:: Record extracts ::
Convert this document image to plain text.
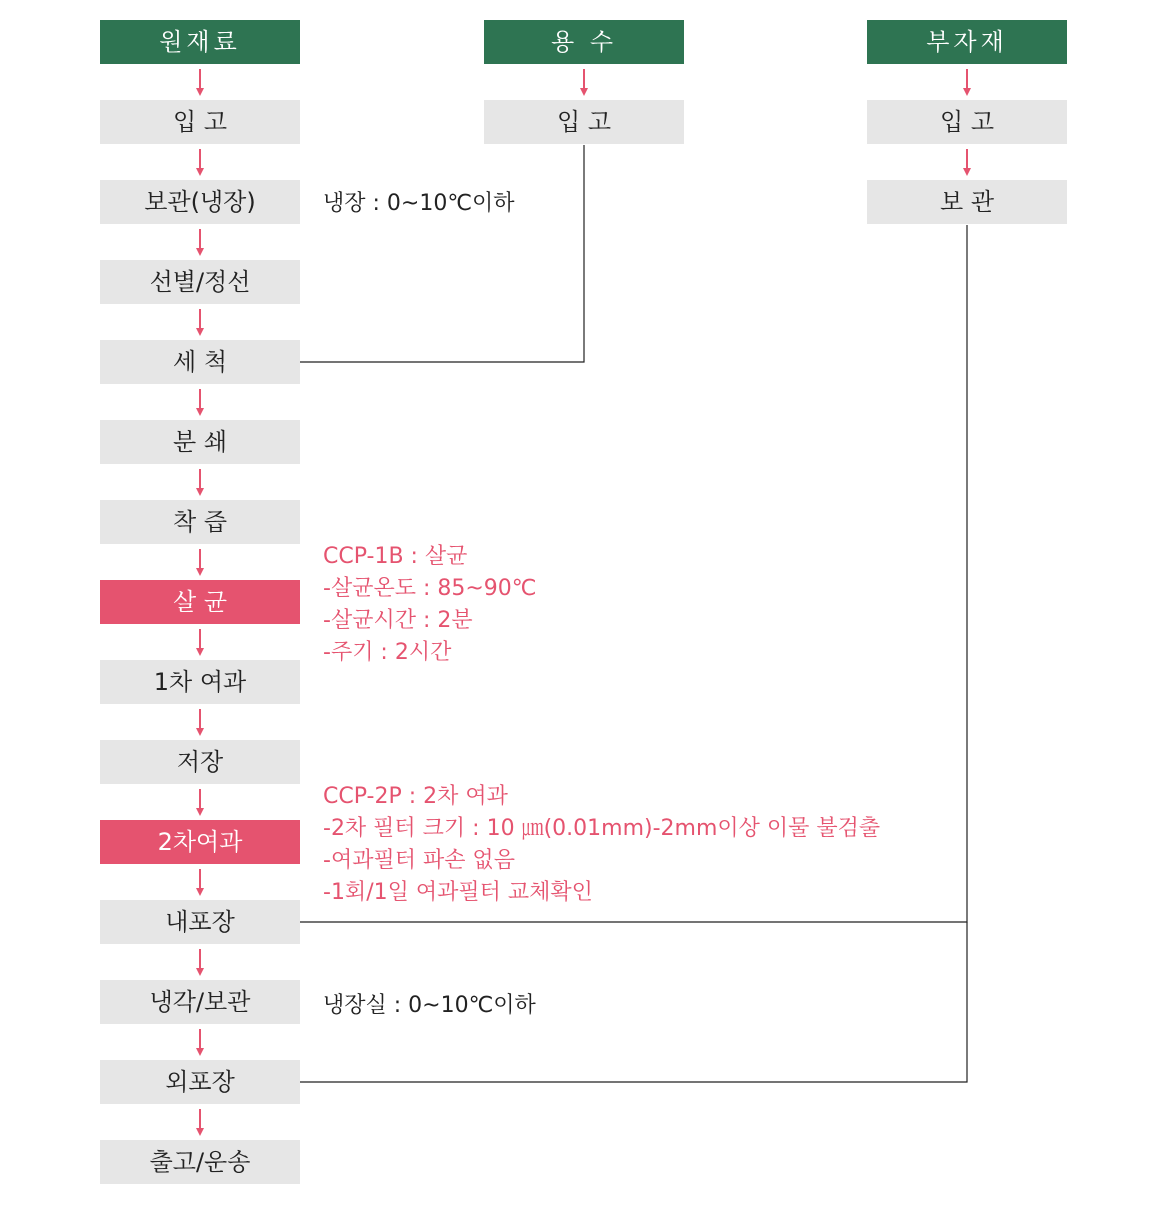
원재료	용 수	부자재
입 고
보관(냉장)
선별/정선
세 척
분 쇄
착 즙
살 균
1차 여과
저장
2차여과
내포장
냉각/보관
외포장
출고/운송
입 고	입 고
보 관
냉장 : 0~10℃이하
CCP-1B : 살균
-살균온도 : 85~90℃
-살균시간 : 2분
-주기 : 2시간
CCP-2P : 2차 여과
-2차 필터 크기 : 10 ㎛(0.01mm)-2mm이상 이물 불검출
-여과필터 파손 없음
-1회/1일 여과필터 교체확인
냉장실 : 0~10℃이하
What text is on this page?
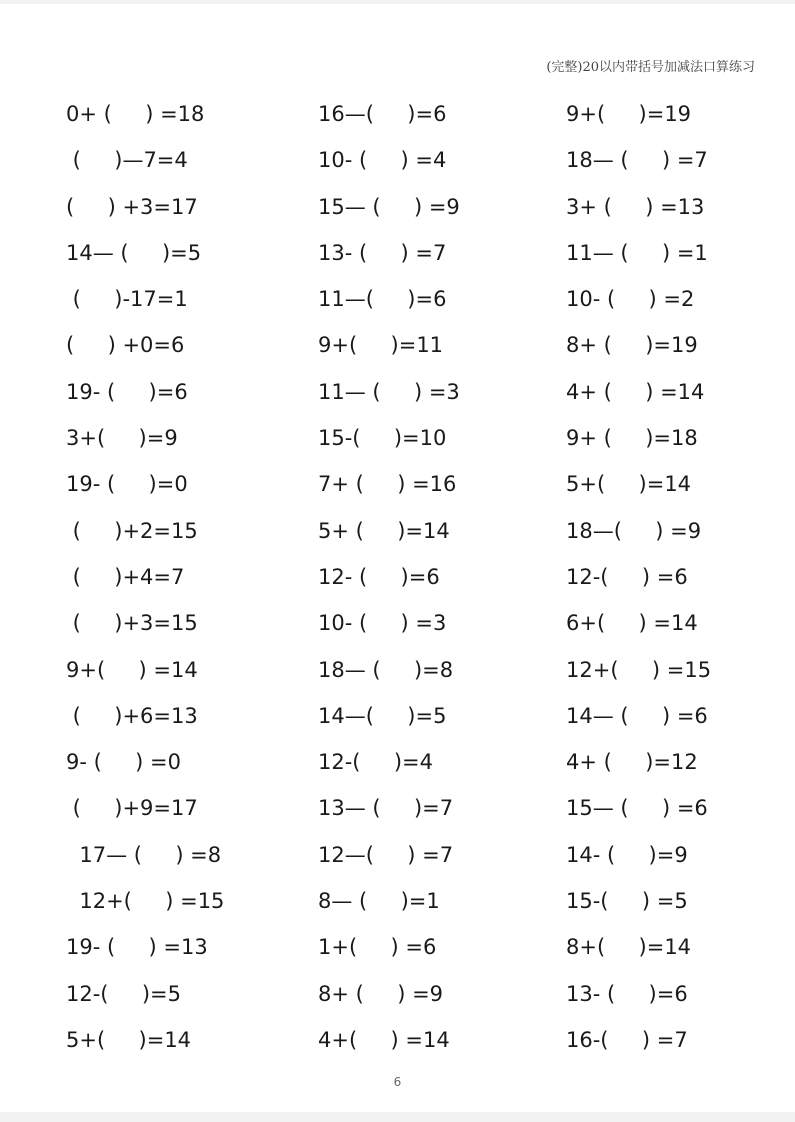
(完整)20以内带括号加减法口算练习
0+ (     ) =18	16—(     )=6	9+(     )=19
(     )—7=4	10- (     ) =4	18— (     ) =7
(     ) +3=17	15— (     ) =9	3+ (     ) =13
14— (     )=5	13- (     ) =7	11— (     ) =1
(     )-17=1	11—(     )=6	10- (     ) =2
(     ) +0=6	9+(     )=11	8+ (     )=19
19- (     )=6	11— (     ) =3	4+ (     ) =14
3+(     )=9	15-(     )=10	9+ (     )=18
19- (     )=0	7+ (     ) =16	5+(     )=14
(     )+2=15	5+ (     )=14	18—(     ) =9
(     )+4=7	12- (     )=6	12-(     ) =6
(     )+3=15	10- (     ) =3	6+(     ) =14
9+(     ) =14	18— (     )=8	12+(     ) =15
(     )+6=13	14—(     )=5	14— (     ) =6
9- (     ) =0	12-(     )=4	4+ (     )=12
(     )+9=17	13— (     )=7	15— (     ) =6
17— (     ) =8	12—(     ) =7	14- (     )=9
12+(     ) =15	8— (     )=1	15-(     ) =5
19- (     ) =13	1+(     ) =6	8+(     )=14
12-(     )=5	8+ (     ) =9	13- (     )=6
5+(     )=14	4+(     ) =14	16-(     ) =7
6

:: Task requirements ::
Read through the entries and copy every line that includes "this".

:: Solution ::
Convert this document image to plain text.
What text is on this page?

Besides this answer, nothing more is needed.